[BEGIN EXCERPTED RECORDS]

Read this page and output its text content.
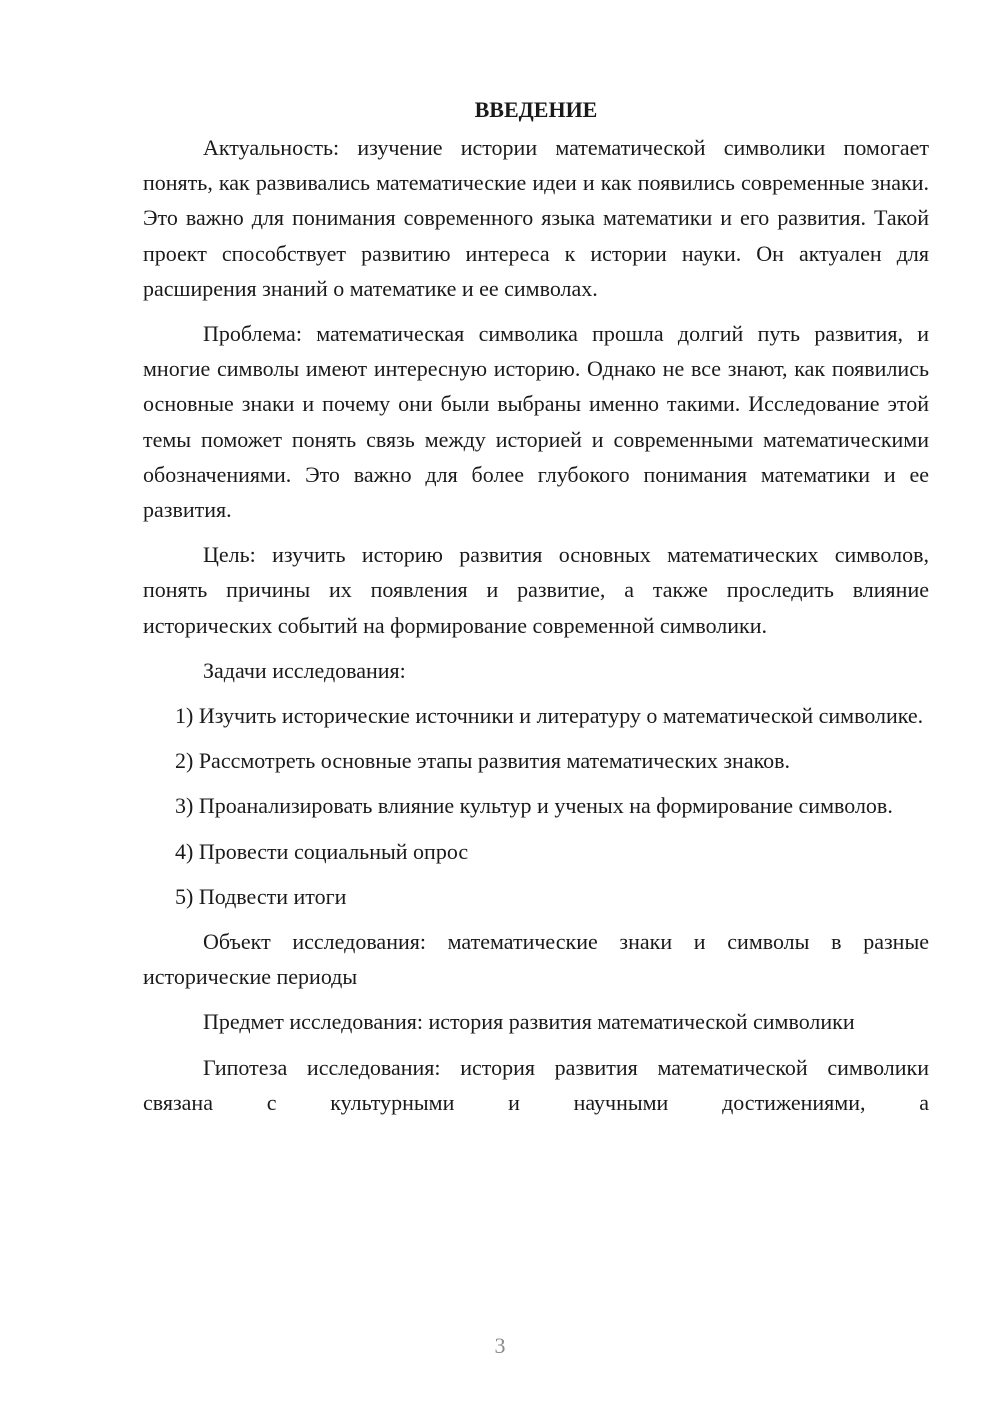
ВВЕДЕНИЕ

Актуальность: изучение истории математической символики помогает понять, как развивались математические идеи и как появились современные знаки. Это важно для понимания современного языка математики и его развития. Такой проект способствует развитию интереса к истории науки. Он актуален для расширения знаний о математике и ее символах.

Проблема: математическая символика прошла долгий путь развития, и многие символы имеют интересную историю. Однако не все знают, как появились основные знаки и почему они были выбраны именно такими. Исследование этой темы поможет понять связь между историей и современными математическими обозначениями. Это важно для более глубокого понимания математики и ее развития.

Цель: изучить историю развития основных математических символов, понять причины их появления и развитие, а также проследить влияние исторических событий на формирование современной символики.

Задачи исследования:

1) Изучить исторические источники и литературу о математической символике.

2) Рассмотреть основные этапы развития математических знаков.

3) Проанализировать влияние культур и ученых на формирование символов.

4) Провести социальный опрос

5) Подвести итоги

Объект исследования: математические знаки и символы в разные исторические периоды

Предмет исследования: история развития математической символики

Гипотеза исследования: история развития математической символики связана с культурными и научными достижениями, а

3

[END EXCERPTED RECORDS]
[BEGIN EXCERPTED RECORDS]

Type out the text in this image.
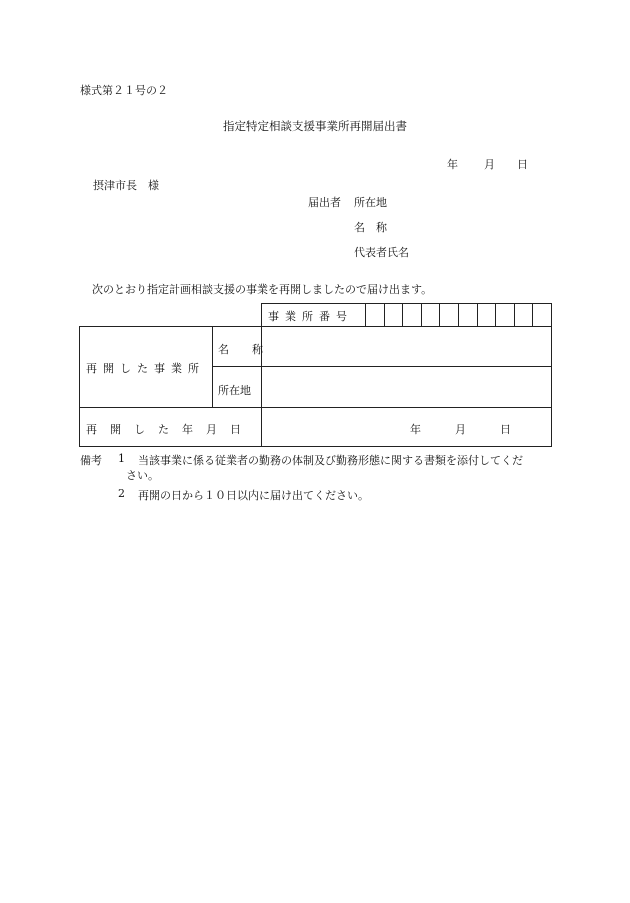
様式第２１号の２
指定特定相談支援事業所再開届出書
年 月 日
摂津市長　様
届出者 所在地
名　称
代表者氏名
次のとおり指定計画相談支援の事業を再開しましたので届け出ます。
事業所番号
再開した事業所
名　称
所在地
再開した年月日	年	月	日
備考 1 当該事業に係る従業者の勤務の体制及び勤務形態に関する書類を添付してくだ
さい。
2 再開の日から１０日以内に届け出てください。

[END EXCERPTED RECORDS]

**DIRECTIVE:**
In the records above, locate every line with the string "математических" and copy it.

**SOLUTION FOR THIS TASK:**
Цель: изучить историю развития основных математических символов, понять причины их появления и развитие, а также проследить влияние исторических событий на формирование современной символики.
2) Рассмотреть основные этапы развития математических знаков.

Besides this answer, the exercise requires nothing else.